Piedra a piedra surgió del suelo, vigiló la entrada al muelle de visitantes indeseados. Resistió a la lava abrasadora y a la ambición destructora de la civilización.

La fortificación renacentista, cuadrada, desnuda de oropeles parece escuchar el canto de alguna sirena enamorada de un soñador bucanero que encerrado en sus cámaras interiores cubiertas por sendas bóvedas de medio cañón escrutara absorto los secretos de un mapa clandestino. No hay tiempo para el amor.

Otros días parece que en la garita un centinela grita desesperado porque los berberiscos, los piratas ingleses o cualquier otro facineroso ataque a la población con sueño de siglos.

Por las noches, cuando el pueblo duerme ajeno a fechorías, el castillo vigila a los juerguistas hackers que apoyados en los muros o derrumbados en los bancos de piedra bromean entre las copas tintineantes de hielo, las cervezas sudorosas y el humo azulado de los cigarrillos, mientras navegan entre gigabytes y hackean por mundos inauditos.

 

La espadaña silenciosa y sin campana resalta recortada en la claridad de la luna. Parece que, en sordina, se escucha su tañido lastimero y nostálgico.

——

_CONSIGNA A:_
Reescriba como lista numerada, omitiendo las líneas en blanco, el tramo de las entradas que va desde su inicio hasta la línea que contiene "lon-label-9e: 9E (313, 572, 327, 583)", ambas incluidas.
El texto y las entradas no guardan relación alguna entre sí.

——

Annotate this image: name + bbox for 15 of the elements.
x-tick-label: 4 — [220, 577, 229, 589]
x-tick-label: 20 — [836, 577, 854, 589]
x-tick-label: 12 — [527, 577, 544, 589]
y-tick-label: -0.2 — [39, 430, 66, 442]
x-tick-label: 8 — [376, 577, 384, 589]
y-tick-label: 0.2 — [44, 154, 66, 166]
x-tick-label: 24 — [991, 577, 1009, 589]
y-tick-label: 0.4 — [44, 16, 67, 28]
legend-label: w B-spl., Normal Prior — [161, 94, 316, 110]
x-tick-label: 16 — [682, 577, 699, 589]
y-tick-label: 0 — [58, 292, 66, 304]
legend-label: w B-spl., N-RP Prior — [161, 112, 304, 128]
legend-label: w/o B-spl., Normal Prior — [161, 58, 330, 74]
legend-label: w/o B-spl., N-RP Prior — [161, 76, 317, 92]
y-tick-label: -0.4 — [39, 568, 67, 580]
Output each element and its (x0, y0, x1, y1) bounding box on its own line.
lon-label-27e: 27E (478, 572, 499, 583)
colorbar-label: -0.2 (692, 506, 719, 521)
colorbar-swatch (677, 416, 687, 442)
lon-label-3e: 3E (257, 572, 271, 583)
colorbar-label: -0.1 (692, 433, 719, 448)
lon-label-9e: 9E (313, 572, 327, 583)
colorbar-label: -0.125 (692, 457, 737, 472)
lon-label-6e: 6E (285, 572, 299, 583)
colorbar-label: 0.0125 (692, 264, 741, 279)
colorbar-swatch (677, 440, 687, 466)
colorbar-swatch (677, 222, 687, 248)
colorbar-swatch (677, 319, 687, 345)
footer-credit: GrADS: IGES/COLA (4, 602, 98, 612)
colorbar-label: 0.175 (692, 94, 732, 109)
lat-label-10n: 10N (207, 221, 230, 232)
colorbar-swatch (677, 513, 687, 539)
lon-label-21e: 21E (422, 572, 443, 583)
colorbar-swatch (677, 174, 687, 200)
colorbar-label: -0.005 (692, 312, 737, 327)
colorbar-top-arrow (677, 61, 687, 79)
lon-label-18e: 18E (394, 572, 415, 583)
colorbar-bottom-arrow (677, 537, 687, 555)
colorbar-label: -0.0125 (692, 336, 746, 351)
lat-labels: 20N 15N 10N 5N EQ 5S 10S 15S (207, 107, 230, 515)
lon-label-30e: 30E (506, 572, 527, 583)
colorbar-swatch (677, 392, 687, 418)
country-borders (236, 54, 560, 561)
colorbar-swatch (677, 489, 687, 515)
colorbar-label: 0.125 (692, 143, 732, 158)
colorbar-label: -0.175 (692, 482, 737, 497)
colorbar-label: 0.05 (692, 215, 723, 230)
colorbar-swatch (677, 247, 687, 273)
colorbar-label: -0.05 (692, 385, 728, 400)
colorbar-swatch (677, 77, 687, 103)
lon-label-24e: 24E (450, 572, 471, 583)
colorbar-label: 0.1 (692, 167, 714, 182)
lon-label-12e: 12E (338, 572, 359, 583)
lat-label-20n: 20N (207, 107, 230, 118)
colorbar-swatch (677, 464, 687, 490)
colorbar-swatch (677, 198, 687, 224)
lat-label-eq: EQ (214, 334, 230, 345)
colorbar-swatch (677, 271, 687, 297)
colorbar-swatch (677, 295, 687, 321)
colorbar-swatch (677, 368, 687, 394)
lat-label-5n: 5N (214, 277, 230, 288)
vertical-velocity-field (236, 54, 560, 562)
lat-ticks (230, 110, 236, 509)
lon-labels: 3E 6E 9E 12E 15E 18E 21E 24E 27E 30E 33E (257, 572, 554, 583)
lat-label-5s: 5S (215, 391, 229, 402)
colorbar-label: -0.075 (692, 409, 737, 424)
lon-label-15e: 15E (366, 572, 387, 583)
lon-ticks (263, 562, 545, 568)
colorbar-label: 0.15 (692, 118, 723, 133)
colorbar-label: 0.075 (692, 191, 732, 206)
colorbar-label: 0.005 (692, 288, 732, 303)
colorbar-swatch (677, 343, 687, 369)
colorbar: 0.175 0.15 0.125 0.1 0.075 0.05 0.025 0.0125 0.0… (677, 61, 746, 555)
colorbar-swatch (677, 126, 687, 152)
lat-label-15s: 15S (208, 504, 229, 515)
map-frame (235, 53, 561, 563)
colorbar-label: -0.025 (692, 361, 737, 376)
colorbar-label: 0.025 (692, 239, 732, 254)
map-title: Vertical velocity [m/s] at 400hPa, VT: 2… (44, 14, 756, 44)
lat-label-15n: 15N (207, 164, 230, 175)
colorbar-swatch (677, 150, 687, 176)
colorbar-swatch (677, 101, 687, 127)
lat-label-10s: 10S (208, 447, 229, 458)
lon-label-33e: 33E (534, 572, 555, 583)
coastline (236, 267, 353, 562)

——

_CONSIGNA B:_
Reproduzca literalmente el pasaje del texto sobre el castillo que comienza con las palabras "La fortificación renacentista, cuadrada, desnuda" y termina con "por mundos inauditos.".

_RESPUESTA FINAL A:_
1. Annotate this image: name + bbox for 15 of the elements.
2. x-tick-label: 4 — [220, 577, 229, 589]
3. x-tick-label: 20 — [836, 577, 854, 589]
4. x-tick-label: 12 — [527, 577, 544, 589]
5. y-tick-label: -0.2 — [39, 430, 66, 442]
6. x-tick-label: 8 — [376, 577, 384, 589]
7. y-tick-label: 0.2 — [44, 154, 66, 166]
8. x-tick-label: 24 — [991, 577, 1009, 589]
9. y-tick-label: 0.4 — [44, 16, 67, 28]
10. legend-label: w B-spl., Normal Prior — [161, 94, 316, 110]
11. x-tick-label: 16 — [682, 577, 699, 589]
12. y-tick-label: 0 — [58, 292, 66, 304]
13. legend-label: w B-spl., N-RP Prior — [161, 112, 304, 128]
14. legend-label: w/o B-spl., Normal Prior — [161, 58, 330, 74]
15. legend-label: w/o B-spl., N-RP Prior — [161, 76, 317, 92]
16. y-tick-label: -0.4 — [39, 568, 67, 580]
17. Output each element and its (x0, y0, x1, y1) bounding box on its own line.
18. lon-label-27e: 27E (478, 572, 499, 583)
19. colorbar-label: -0.2 (692, 506, 719, 521)
20. colorbar-swatch (677, 416, 687, 442)
21. lon-label-3e: 3E (257, 572, 271, 583)
22. colorbar-label: -0.1 (692, 433, 719, 448)
23. lon-label-9e: 9E (313, 572, 327, 583)

_RESPUESTA FINAL B:_
La fortificación renacentista, cuadrada, desnuda de oropeles parece escuchar el canto de alguna sirena enamorada de un soñador bucanero que encerrado en sus cámaras interiores cubiertas por sendas bóvedas de medio cañón escrutara absorto los secretos de un mapa clandestino. No hay tiempo para el amor.

Otros días parece que en la garita un centinela grita desesperado porque los berberiscos, los piratas ingleses o cualquier otro facineroso ataque a la población con sueño de siglos.

Por las noches, cuando el pueblo duerme ajeno a fechorías, el castillo vigila a los juerguistas hackers que apoyados en los muros o derrumbados en los bancos de piedra bromean entre las copas tintineantes de hielo, las cervezas sudorosas y el humo azulado de los cigarrillos, mientras navegan entre gigabytes y hackean por mundos inauditos.